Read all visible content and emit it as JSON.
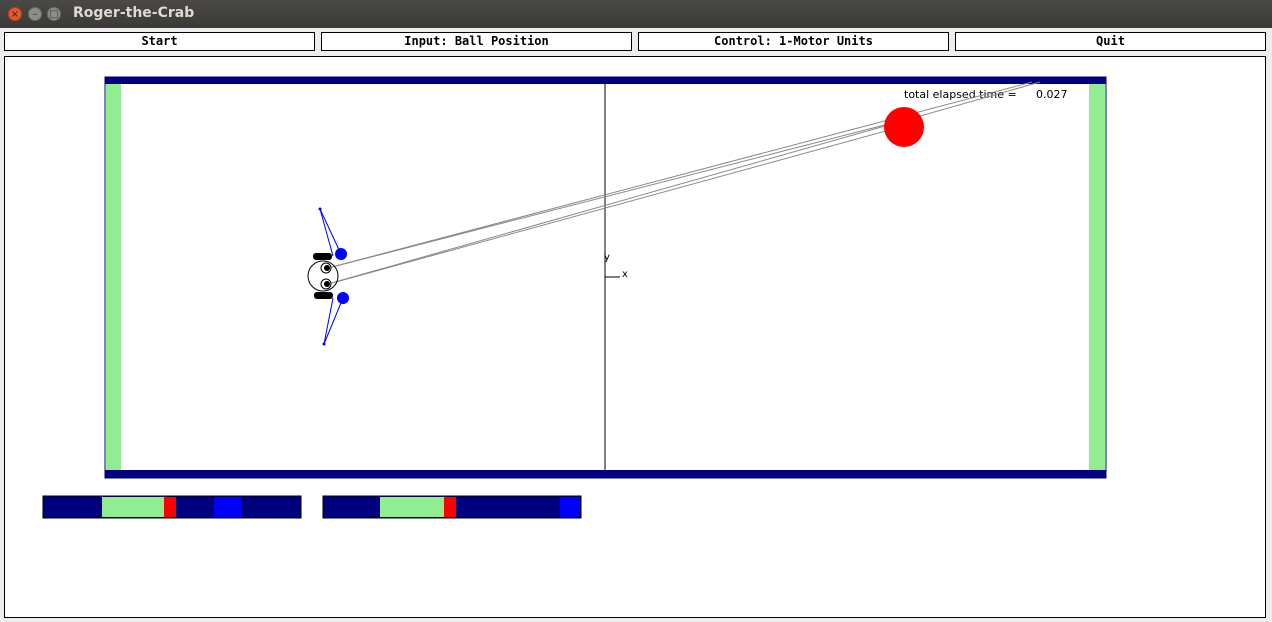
{
  "window": {
    "title": "Roger-the-Crab",
    "close_icon": "close-icon",
    "minimize_icon": "minimize-icon",
    "maximize_icon": "maximize-icon"
  },
  "menu": {
    "start": "Start",
    "input": "Input: Ball Position",
    "control": "Control: 1-Motor Units",
    "quit": "Quit"
  },
  "simulation": {
    "elapsed_label": "total elapsed time =",
    "elapsed_value": "0.027",
    "axis_x": "x",
    "axis_y": "y"
  },
  "colors": {
    "border": "#00007f",
    "wall": "#90ee90",
    "ball": "#ff0000",
    "eye": "#0000ff",
    "arm": "#0000ff"
  }
}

----

| What you are asked to do |
Do not copy the pictures, but repeat every line exactly.

| The result |
Read all visible content and emit it as JSON.
{
  "window": {
    "title": "Roger-the-Crab",
    "close_icon": "close-icon",
    "minimize_icon": "minimize-icon",
    "maximize_icon": "maximize-icon"
  },
  "menu": {
    "start": "Start",
    "input": "Input: Ball Position",
    "control": "Control: 1-Motor Units",
    "quit": "Quit"
  },
  "simulation": {
    "elapsed_label": "total elapsed time =",
    "elapsed_value": "0.027",
    "axis_x": "x",
    "axis_y": "y"
  },
  "colors": {
    "border": "#00007f",
    "wall": "#90ee90",
    "ball": "#ff0000",
    "eye": "#0000ff",
    "arm": "#0000ff"
  }
}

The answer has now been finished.